◆ **Exercise brief**
From the posts below about running emacs on the ST, reproduce word for word the portion between "This bit me" and "function ved()", inclusive.

7103_2622@uwovax.uwo.ca (Eric Smith) (02/25/91)

> OK, so it's possible to compile GCC/G++ on the ST if you have the time (:-)
> But is it also possible to compile EMACS ?

Yes.

> And/Or has anyone made an attempt to get emacs running under mint, taking
> advantage of this new environment ?

Someone wrote to me a while back and said he had done this -- he also said
it was very easy to do with the MiNT library (although he didn't define
"very easy" :-). I forget his name, though -- if you see this message and
you have a version of emacs that works under MiNT, please send it to
atari.archive!
-- 
Eric R. Smith                     email:
Dept. of Mathematics            eric.smith@uwo.ca
University of Western Ontario   7103_2622@uwovax.bitnet

gjh@hplb.hpl.hp.com (Graham Higgins) (02/26/91)

++ I really hate that I can't press CTRL-G in emacs (under MGR),


This bit me for a while until I tracked it down --- it is a "feature" of
'vt52.prg'. ^G is defined as an abort character, which causes it to drop out
the whole caboodle. Try recompiling vt52.c in your mgr sources, assigning a
different character to the abort. I am successfully using 'me.tos' inside an
mgr window with something like the following (ksh) function ...

function ved() 
    {
    vt52 me.tos ${1}
    echo '\014'
    }  

Question --- has anyone succeeded in getting mgr to recognise any of the ST
cursor keys, or the HELP/UNDO keys?

I have another question. With a machete, I rejigged 'zmdm' to run under mgr
(removing the screen memory calls and anything else I thought might interfere
with mgr), and it works, but whilst it is connected to the RS232 port,
mgr/mint/kshv4 (something, somewhere in that trio) prevents me both from
opening other windows (can't get a pty) and from doing anything in another
already-existing window (cannot fork, try later). Could anyone hazard a guess
as to whether it's something I did to the zmdm code, or whether there's
something else that's biting me. 

I redid the whole thing as an mgr application, using mgr library calls, but I
suspect that m_setup() remaps the ports 'cos I can't get any characters out of
the rs232 port, I wonder if Bconstat(rs232) is actually checking the rs232
port? Bconstat(console) seems to work OK.

Graham
======

------------------------------------------------------------------
Graham Higgins             	|  Phone: (0272) 799910 x 24060
Hewlett-Packard Labs    	|  gjh%ghiggins@hpl.hp.co.uk
Bristol                       	|  gjh%ghiggins@hplb.hpl.hp.com
U.K.                          	|  
------------------------------------------------------------------
Disclaimer: My opinions above are exactly that, mine and opinions.

◆ **Supplied information**
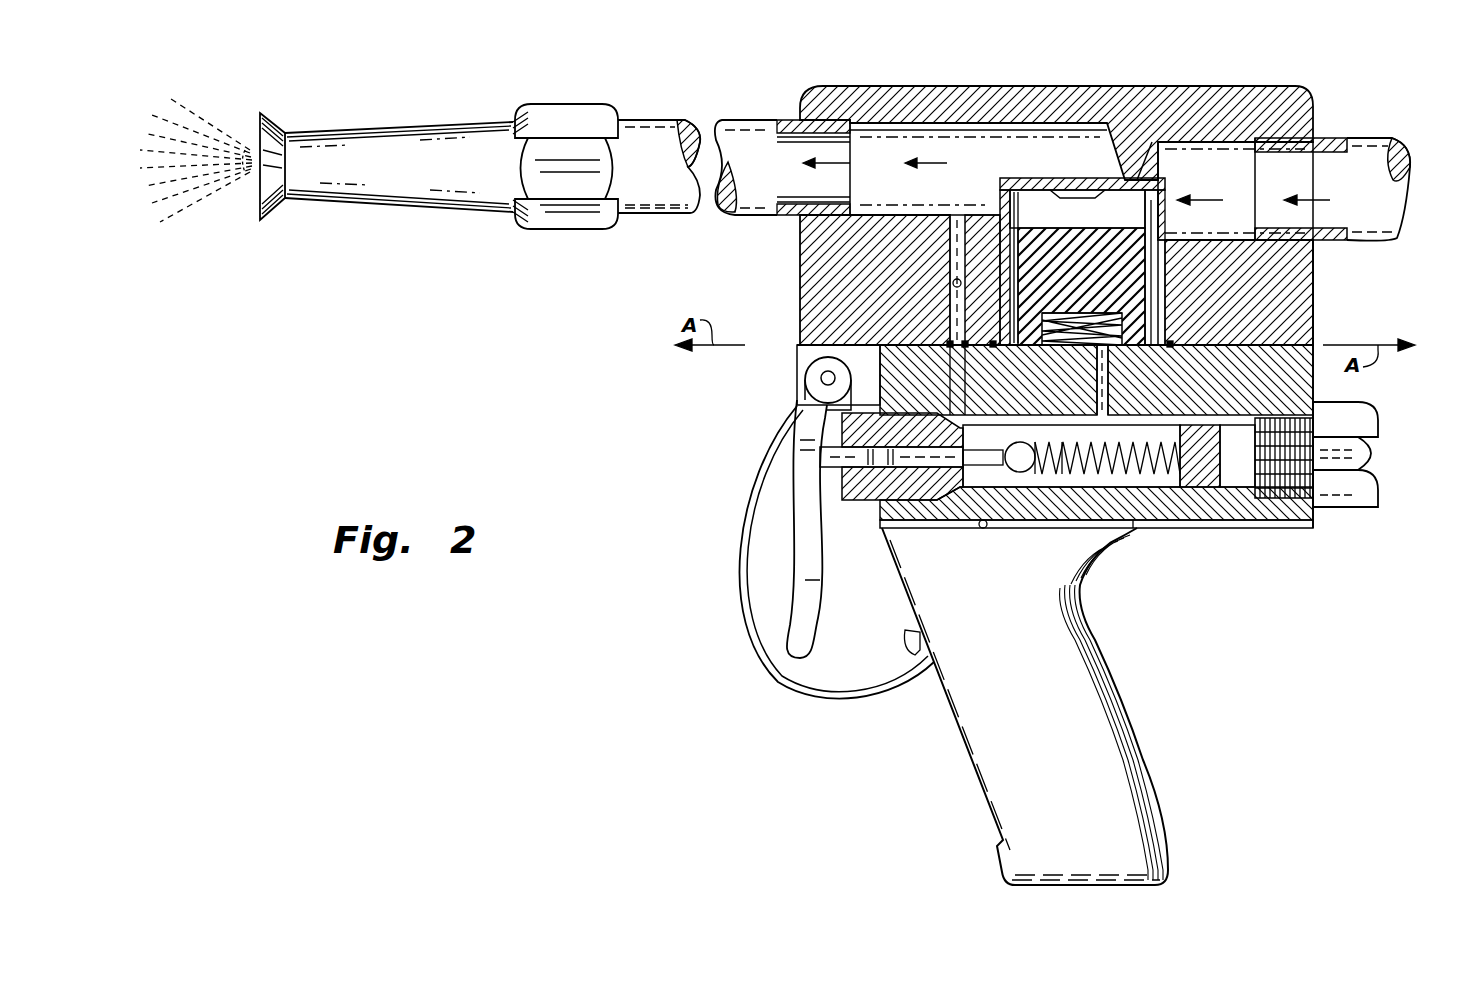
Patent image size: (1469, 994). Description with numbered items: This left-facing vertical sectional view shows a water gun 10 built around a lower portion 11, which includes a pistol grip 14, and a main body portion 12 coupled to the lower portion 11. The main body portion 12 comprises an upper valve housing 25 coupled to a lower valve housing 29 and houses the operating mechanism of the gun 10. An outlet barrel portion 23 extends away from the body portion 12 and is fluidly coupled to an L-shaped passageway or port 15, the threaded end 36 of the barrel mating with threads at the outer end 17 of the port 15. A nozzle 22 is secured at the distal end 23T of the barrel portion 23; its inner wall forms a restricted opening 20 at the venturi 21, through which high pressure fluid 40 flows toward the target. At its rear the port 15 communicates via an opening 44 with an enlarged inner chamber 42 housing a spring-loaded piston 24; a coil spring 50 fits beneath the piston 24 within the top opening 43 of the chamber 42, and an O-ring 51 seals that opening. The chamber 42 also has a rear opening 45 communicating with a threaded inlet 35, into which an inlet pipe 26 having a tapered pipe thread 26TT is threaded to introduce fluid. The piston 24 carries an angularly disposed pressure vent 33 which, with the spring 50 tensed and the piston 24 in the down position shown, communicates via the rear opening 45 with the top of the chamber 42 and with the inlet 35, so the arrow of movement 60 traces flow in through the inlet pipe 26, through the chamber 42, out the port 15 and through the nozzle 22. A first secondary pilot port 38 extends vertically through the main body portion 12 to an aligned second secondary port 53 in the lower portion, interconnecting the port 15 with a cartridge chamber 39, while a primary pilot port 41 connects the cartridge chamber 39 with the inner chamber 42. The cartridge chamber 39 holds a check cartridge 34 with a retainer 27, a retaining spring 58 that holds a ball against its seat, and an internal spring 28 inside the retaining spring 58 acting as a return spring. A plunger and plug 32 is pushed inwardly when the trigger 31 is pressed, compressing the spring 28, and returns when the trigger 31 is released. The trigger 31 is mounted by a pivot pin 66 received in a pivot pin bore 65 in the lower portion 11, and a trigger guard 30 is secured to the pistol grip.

◆ **Written solution**
This bit me for a while until I tracked it down --- it is a "feature" of
'vt52.prg'. ^G is defined as an abort character, which causes it to drop out
the whole caboodle. Try recompiling vt52.c in your mgr sources, assigning a
different character to the abort. I am successfully using 'me.tos' inside an
mgr window with something like the following (ksh) function ...

function ved()